Short task
Please write out the complete listing that follows, exactly as it reads.

==== Entries supplied ====

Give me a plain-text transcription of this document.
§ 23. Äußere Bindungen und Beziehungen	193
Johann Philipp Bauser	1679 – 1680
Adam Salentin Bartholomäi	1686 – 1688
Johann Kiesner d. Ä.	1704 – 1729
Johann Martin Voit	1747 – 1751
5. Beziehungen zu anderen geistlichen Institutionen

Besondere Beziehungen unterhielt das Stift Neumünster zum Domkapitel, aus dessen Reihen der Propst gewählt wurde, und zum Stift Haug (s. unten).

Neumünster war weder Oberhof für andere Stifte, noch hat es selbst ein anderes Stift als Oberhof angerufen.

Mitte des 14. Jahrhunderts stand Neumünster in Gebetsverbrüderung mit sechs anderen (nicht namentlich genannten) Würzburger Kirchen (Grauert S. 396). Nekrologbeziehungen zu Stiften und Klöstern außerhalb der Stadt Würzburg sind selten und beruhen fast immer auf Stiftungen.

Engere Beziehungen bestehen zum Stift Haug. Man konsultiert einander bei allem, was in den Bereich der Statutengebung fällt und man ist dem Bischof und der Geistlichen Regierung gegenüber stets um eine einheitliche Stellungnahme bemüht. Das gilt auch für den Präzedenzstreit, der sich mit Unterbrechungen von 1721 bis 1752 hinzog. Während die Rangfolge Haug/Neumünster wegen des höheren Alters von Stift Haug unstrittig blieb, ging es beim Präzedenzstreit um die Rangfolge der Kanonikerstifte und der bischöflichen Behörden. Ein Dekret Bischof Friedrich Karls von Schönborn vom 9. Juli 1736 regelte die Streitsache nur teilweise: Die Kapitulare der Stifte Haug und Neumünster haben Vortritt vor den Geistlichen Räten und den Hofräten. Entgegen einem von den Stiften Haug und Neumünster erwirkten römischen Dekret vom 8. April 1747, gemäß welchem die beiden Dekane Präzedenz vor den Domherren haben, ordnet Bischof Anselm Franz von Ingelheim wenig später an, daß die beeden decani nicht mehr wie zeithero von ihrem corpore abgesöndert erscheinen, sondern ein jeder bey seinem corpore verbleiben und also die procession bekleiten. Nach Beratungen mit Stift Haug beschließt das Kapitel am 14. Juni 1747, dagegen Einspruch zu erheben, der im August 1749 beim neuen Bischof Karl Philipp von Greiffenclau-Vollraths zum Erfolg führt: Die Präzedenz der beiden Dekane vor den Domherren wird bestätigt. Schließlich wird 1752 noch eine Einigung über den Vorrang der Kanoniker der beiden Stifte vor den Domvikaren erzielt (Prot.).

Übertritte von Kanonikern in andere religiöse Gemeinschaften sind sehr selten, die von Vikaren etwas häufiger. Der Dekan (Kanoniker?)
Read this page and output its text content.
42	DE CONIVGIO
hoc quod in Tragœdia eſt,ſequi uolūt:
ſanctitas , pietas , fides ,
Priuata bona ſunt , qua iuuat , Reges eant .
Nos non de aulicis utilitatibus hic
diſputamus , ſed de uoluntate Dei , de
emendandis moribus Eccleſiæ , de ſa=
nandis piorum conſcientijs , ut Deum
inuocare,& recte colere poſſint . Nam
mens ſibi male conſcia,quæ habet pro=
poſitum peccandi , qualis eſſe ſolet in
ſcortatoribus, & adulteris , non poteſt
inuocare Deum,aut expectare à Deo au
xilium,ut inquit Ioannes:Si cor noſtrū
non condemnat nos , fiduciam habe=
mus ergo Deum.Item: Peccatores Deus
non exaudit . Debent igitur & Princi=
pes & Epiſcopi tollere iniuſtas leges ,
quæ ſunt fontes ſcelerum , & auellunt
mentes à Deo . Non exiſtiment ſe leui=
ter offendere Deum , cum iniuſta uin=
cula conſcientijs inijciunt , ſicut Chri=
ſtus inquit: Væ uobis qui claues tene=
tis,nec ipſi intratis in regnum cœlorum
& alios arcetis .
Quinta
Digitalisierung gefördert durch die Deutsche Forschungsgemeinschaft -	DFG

====

Exercise result
Give me a plain-text transcription of this document.
§ 23. Äußere Bindungen und Beziehungen	193
Johann Philipp Bauser	1679 – 1680
Adam Salentin Bartholomäi	1686 – 1688
Johann Kiesner d. Ä.	1704 – 1729
Johann Martin Voit	1747 – 1751
5. Beziehungen zu anderen geistlichen Institutionen

Besondere Beziehungen unterhielt das Stift Neumünster zum Domkapitel, aus dessen Reihen der Propst gewählt wurde, und zum Stift Haug (s. unten).

Neumünster war weder Oberhof für andere Stifte, noch hat es selbst ein anderes Stift als Oberhof angerufen.

Mitte des 14. Jahrhunderts stand Neumünster in Gebetsverbrüderung mit sechs anderen (nicht namentlich genannten) Würzburger Kirchen (Grauert S. 396). Nekrologbeziehungen zu Stiften und Klöstern außerhalb der Stadt Würzburg sind selten und beruhen fast immer auf Stiftungen.

Engere Beziehungen bestehen zum Stift Haug. Man konsultiert einander bei allem, was in den Bereich der Statutengebung fällt und man ist dem Bischof und der Geistlichen Regierung gegenüber stets um eine einheitliche Stellungnahme bemüht. Das gilt auch für den Präzedenzstreit, der sich mit Unterbrechungen von 1721 bis 1752 hinzog. Während die Rangfolge Haug/Neumünster wegen des höheren Alters von Stift Haug unstrittig blieb, ging es beim Präzedenzstreit um die Rangfolge der Kanonikerstifte und der bischöflichen Behörden. Ein Dekret Bischof Friedrich Karls von Schönborn vom 9. Juli 1736 regelte die Streitsache nur teilweise: Die Kapitulare der Stifte Haug und Neumünster haben Vortritt vor den Geistlichen Räten und den Hofräten. Entgegen einem von den Stiften Haug und Neumünster erwirkten römischen Dekret vom 8. April 1747, gemäß welchem die beiden Dekane Präzedenz vor den Domherren haben, ordnet Bischof Anselm Franz von Ingelheim wenig später an, daß die beeden decani nicht mehr wie zeithero von ihrem corpore abgesöndert erscheinen, sondern ein jeder bey seinem corpore verbleiben und also die procession bekleiten. Nach Beratungen mit Stift Haug beschließt das Kapitel am 14. Juni 1747, dagegen Einspruch zu erheben, der im August 1749 beim neuen Bischof Karl Philipp von Greiffenclau-Vollraths zum Erfolg führt: Die Präzedenz der beiden Dekane vor den Domherren wird bestätigt. Schließlich wird 1752 noch eine Einigung über den Vorrang der Kanoniker der beiden Stifte vor den Domvikaren erzielt (Prot.).

Übertritte von Kanonikern in andere religiöse Gemeinschaften sind sehr selten, die von Vikaren etwas häufiger. Der Dekan (Kanoniker?)
Read this page and output its text content.
42	DE CONIVGIO
hoc quod in Tragœdia eſt,ſequi uolūt:
ſanctitas , pietas , fides ,
Priuata bona ſunt , qua iuuat , Reges eant .
Nos non de aulicis utilitatibus hic
diſputamus , ſed de uoluntate Dei , de
emendandis moribus Eccleſiæ , de ſa=
nandis piorum conſcientijs , ut Deum
inuocare,& recte colere poſſint . Nam
mens ſibi male conſcia,quæ habet pro=
poſitum peccandi , qualis eſſe ſolet in
ſcortatoribus, & adulteris , non poteſt
inuocare Deum,aut expectare à Deo au
xilium,ut inquit Ioannes:Si cor noſtrū
non condemnat nos , fiduciam habe=
mus ergo Deum.Item: Peccatores Deus
non exaudit . Debent igitur & Princi=
pes & Epiſcopi tollere iniuſtas leges ,
quæ ſunt fontes ſcelerum , & auellunt
mentes à Deo . Non exiſtiment ſe leui=
ter offendere Deum , cum iniuſta uin=
cula conſcientijs inijciunt , ſicut Chri=
ſtus inquit: Væ uobis qui claues tene=
tis,nec ipſi intratis in regnum cœlorum
& alios arcetis .
Quinta
Digitalisierung gefördert durch die Deutsche Forschungsgemeinschaft -	DFG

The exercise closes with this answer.